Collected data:
• • • • • • •

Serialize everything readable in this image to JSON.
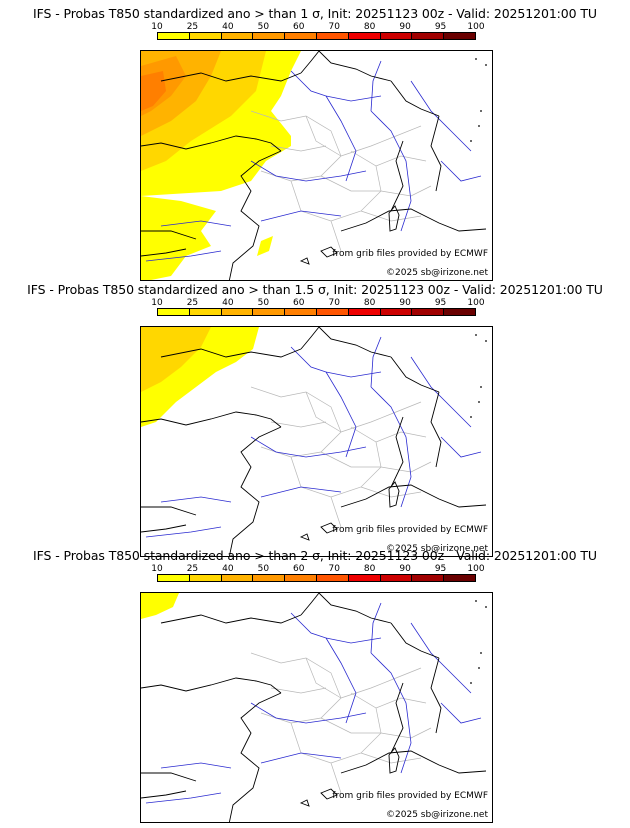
{
  "colorbar": {
    "ticks": [
      "10",
      "25",
      "40",
      "50",
      "60",
      "70",
      "80",
      "90",
      "95",
      "100"
    ],
    "colors": [
      "#ffff00",
      "#ffd700",
      "#ffb300",
      "#ff9900",
      "#ff7f00",
      "#ff5500",
      "#ee0000",
      "#cc0000",
      "#a00000",
      "#6a0000"
    ]
  },
  "colors": {
    "land_border": "#000000",
    "regions": "#b8b8b8",
    "rivers": "#2a2ad0"
  },
  "panels": [
    {
      "title": "IFS - Probas T850  standardized ano > than 1 σ, Init: 20251123 00z - Valid: 20251201:00 TU",
      "source_text": "from grib files provided by ECMWF",
      "copyright": "©2025 sb@irizone.net",
      "anomaly_level": "1 σ"
    },
    {
      "title": "IFS - Probas T850  standardized ano > than 1.5 σ, Init: 20251123 00z - Valid: 20251201:00 TU",
      "source_text": "from grib files provided by ECMWF",
      "copyright": "©2025 sb@irizone.net",
      "anomaly_level": "1.5 σ"
    },
    {
      "title": "IFS - Probas T850  standardized ano > than 2 σ, Init: 20251123 00z - Valid: 20251201:00 TU",
      "source_text": "from grib files provided by ECMWF",
      "copyright": "©2025 sb@irizone.net",
      "anomaly_level": "2 σ"
    }
  ]
}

• • • • • • •

Work to complete:
Every record is to be reproduced exactly, with no pictures included.

Worked answer:
Serialize everything readable in this image to JSON.
{
  "colorbar": {
    "ticks": [
      "10",
      "25",
      "40",
      "50",
      "60",
      "70",
      "80",
      "90",
      "95",
      "100"
    ],
    "colors": [
      "#ffff00",
      "#ffd700",
      "#ffb300",
      "#ff9900",
      "#ff7f00",
      "#ff5500",
      "#ee0000",
      "#cc0000",
      "#a00000",
      "#6a0000"
    ]
  },
  "colors": {
    "land_border": "#000000",
    "regions": "#b8b8b8",
    "rivers": "#2a2ad0"
  },
  "panels": [
    {
      "title": "IFS - Probas T850  standardized ano > than 1 σ, Init: 20251123 00z - Valid: 20251201:00 TU",
      "source_text": "from grib files provided by ECMWF",
      "copyright": "©2025 sb@irizone.net",
      "anomaly_level": "1 σ"
    },
    {
      "title": "IFS - Probas T850  standardized ano > than 1.5 σ, Init: 20251123 00z - Valid: 20251201:00 TU",
      "source_text": "from grib files provided by ECMWF",
      "copyright": "©2025 sb@irizone.net",
      "anomaly_level": "1.5 σ"
    },
    {
      "title": "IFS - Probas T850  standardized ano > than 2 σ, Init: 20251123 00z - Valid: 20251201:00 TU",
      "source_text": "from grib files provided by ECMWF",
      "copyright": "©2025 sb@irizone.net",
      "anomaly_level": "2 σ"
    }
  ]
}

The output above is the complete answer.